Task instructions —
**A)** From the article on Romanticism and secularization, extract the passage word for word, starting at "Santayana famously warned, ‘Those" and ending at "the twenty-first century.".
**B)** Answer these questions about the article on Romanticism and secularization:
(i) Whose warning opens the article?
(ii) What span of years does it give for the height of British Romanticism?
(iii) Which two works does it name as examples of literary production understood as religious practice?
**C)** The article on Romanticism and secularization says that most accounts neglect the religious aspects of Romanticism. List every kind of religious aspect it names there.
━━━ Document excerpt
Santayana famously warned, ‘Those who cannot remember the past are condemned to repeat it.’ What of those who cannot learn from the past failures of theories of secularisation? In this article, I urge that we learn from the past, note the limits of past theories of secularisation as applied to Romanticism, and suggest some helpful way to rethink religion and the secular in the twenty-first century.

As a scholar in the academic study of religion, I often investigate the largely unexamined religious backgrounds, perspectives and practices of what are otherwise considered secular thinkers, discourse and institutions. My current research focuses on the central democratic, religious and environmental perspectives and practices that informed one another in eighteen and nineteenth-century British Romantic literature and its subsequent and sustained legacies in America. This investigation employs a triscopic approach: a methodology that involves careful attention to the three-way intersection of democracy, religion and the environment. In most accounts of British Romanticism, the religious aspects of Romanticism (Protestant and Catholic, orthodox and heterodox, deistic and panentheistic) are neglected, or, if included, are narrativised as belonging to a process of secularisation. Romantic portrayals of religion are either belittled or privatised. While it is expedient to claim that British Romanticists eschewed religion in lieu of secularised thought, it is more accurate to say that they often dissociated religion—here understood as normative beliefs, practices and perspectives about the divine—from strictly denominational church dogmatics and politics, and engaged religion, broadly understood, in the service of progressive social and environmental aims—both national and global. By applying an interpretive lens that acknowledges the religious traditions that in fact permeated British Romanticism, we gain insight into not only its dynamic religious dimensions but also its political, economic and environmental dimensions.

Although scholars, highly influenced by secularisation theories, routinely assumed that religion was waning during the height of British Romanticism (roughly 1800–1860), it turns out that participation in religious institutions was actually increasing during this time. More importantly, close readings of the salient texts of many if not most of the Romantic authors manifest powerful religious images and themes. Only an opaque lens, such as a prior interpretive commitment to secularisation and its worldview, would obscure sight of such palpable religiosity. This is not to claim, of course, that all Romantic texts look alike or have the same commitment to or notion of religion. It is to claim, however, that our theories of secularisation have often prevented more nuanced readings. Not only did scholars neglect the (often radically progressive) religious beliefs and commitments that were evident in many texts; they also failed to note how Romantic literary production was itself understood as a religious practice. Wordsworth’s Prelude, for example, or Coleridge’s ‘Religious Musings’ were understood as a form of religious (and political) practice that shaped author and reader alike. The early compositions of Wordsworth and Coleridge were religiously, politically and environmentally progressive, and the three—the religious, the political and the ecological—augmented and supported each other.
━━━━━━
━━━ Source material
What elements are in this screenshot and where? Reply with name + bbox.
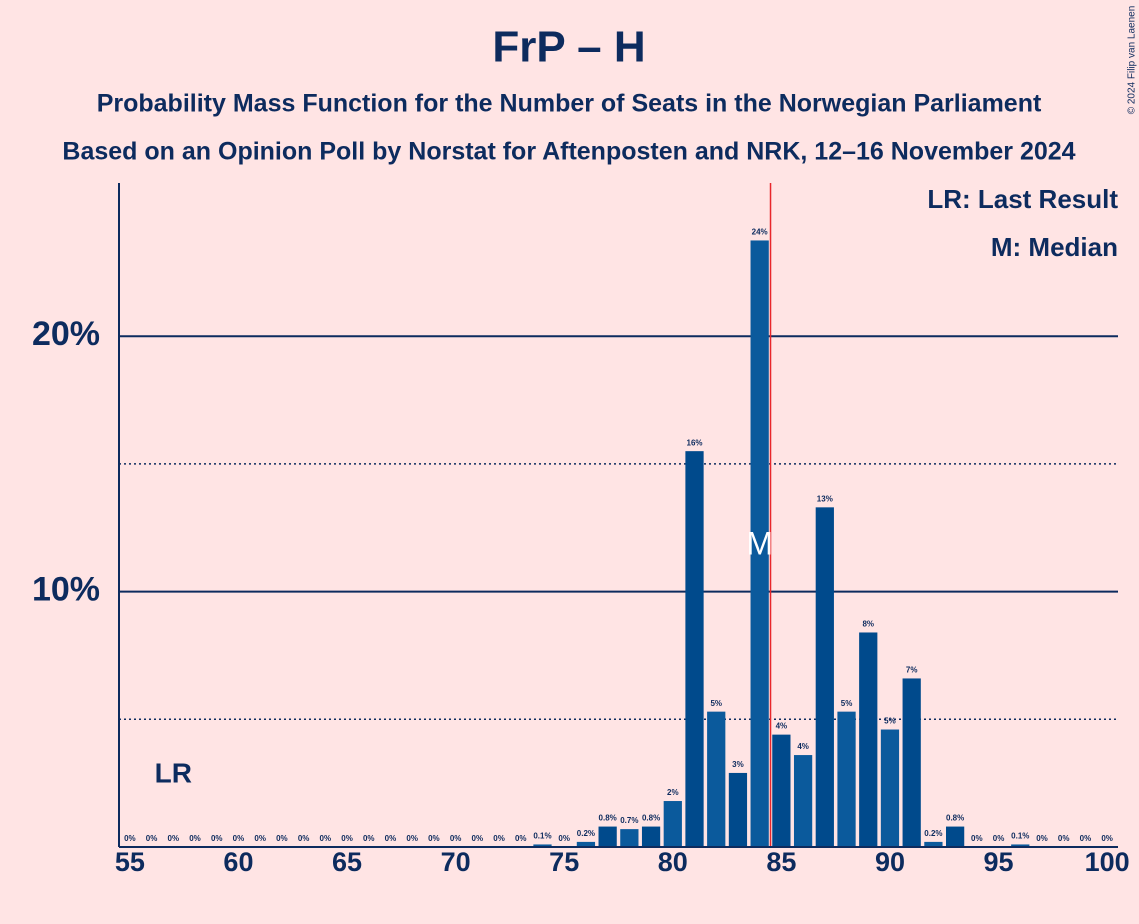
━━━━━━
Exercise responses —
**A)**
Santayana famously warned, ‘Those who cannot remember the past are condemned to repeat it.’ What of those who cannot learn from the past failures of theories of secularisation? In this article, I urge that we learn from the past, note the limits of past theories of secularisation as applied to Romanticism, and suggest some helpful way to rethink religion and the secular in the twenty-first century.

**B)**
(i) Santayana's.
(ii) Roughly 1800–1860.
(iii) Wordsworth's Prelude and Coleridge's 'Religious Musings'.

**C)** Protestant, Catholic, orthodox, heterodox, deistic, panentheistic